The data »
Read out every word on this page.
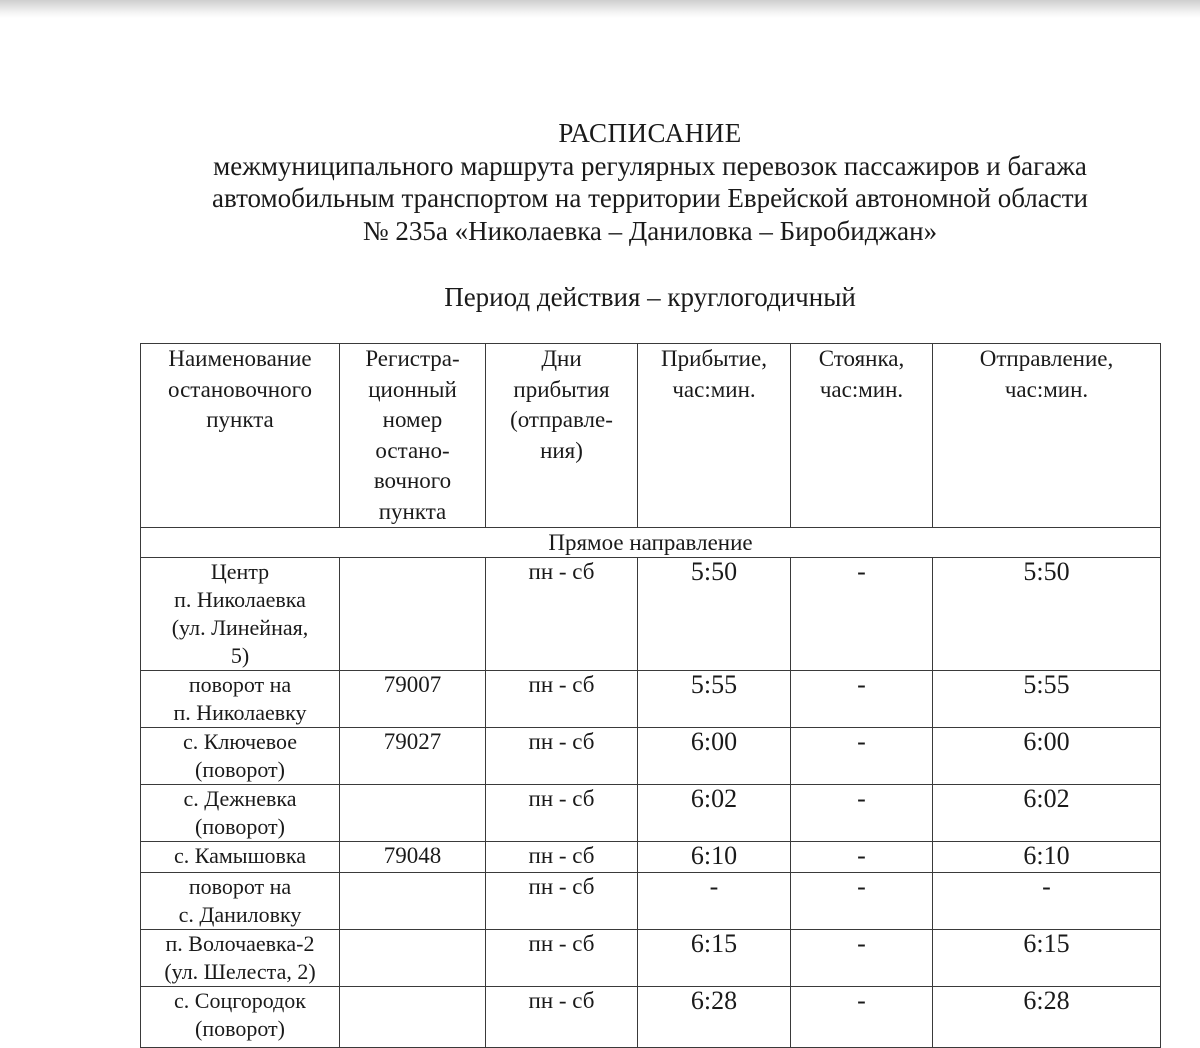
РАСПИСАНИЕ
межмуниципального маршрута регулярных перевозок пассажиров и багажа
автомобильным транспортом на территории Еврейской автономной области
№ 235а «Николаевка – Даниловка – Биробиджан»
Период действия – круглогодичный
Наименование остановочного пункта	Регистра-ционный номер остано-вочного пункта	Дни прибытия (отправле-ния)	Прибытие, час:мин.	Стоянка, час:мин.	Отправление, час:мин.
Прямое направление					
Центр
п. Николаевка
(ул. Линейная,
5)		пн - сб	5:50	-	5:50
поворот на
п. Николаевку	79007	пн - сб	5:55	-	5:55
с. Ключевое
(поворот)	79027	пн - сб	6:00	-	6:00
с. Дежневка
(поворот)		пн - сб	6:02	-	6:02
с. Камышовка	79048	пн - сб	6:10	-	6:10
поворот на
с. Даниловку		пн - сб	-	-	-
п. Волочаевка-2
(ул. Шелеста, 2)		пн - сб	6:15	-	6:15
с. Соцгородок
(поворот)		пн - сб	6:28	-	6:28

What you have to do » Using the records above, retype everything exactly except the pictures.

Task answer »
Read out every word on this page.
РАСПИСАНИЕ
межмуниципального маршрута регулярных перевозок пассажиров и багажа
автомобильным транспортом на территории Еврейской автономной области
№ 235а «Николаевка – Даниловка – Биробиджан»
Период действия – круглогодичный
Наименование остановочного пункта	Регистра-ционный номер остано-вочного пункта	Дни прибытия (отправле-ния)	Прибытие, час:мин.	Стоянка, час:мин.	Отправление, час:мин.
Прямое направление					
Центр
п. Николаевка
(ул. Линейная,
5)		пн - сб	5:50	-	5:50
поворот на
п. Николаевку	79007	пн - сб	5:55	-	5:55
с. Ключевое
(поворот)	79027	пн - сб	6:00	-	6:00
с. Дежневка
(поворот)		пн - сб	6:02	-	6:02
с. Камышовка	79048	пн - сб	6:10	-	6:10
поворот на
с. Даниловку		пн - сб	-	-	-
п. Волочаевка-2
(ул. Шелеста, 2)		пн - сб	6:15	-	6:15
с. Соцгородок
(поворот)		пн - сб	6:28	-	6:28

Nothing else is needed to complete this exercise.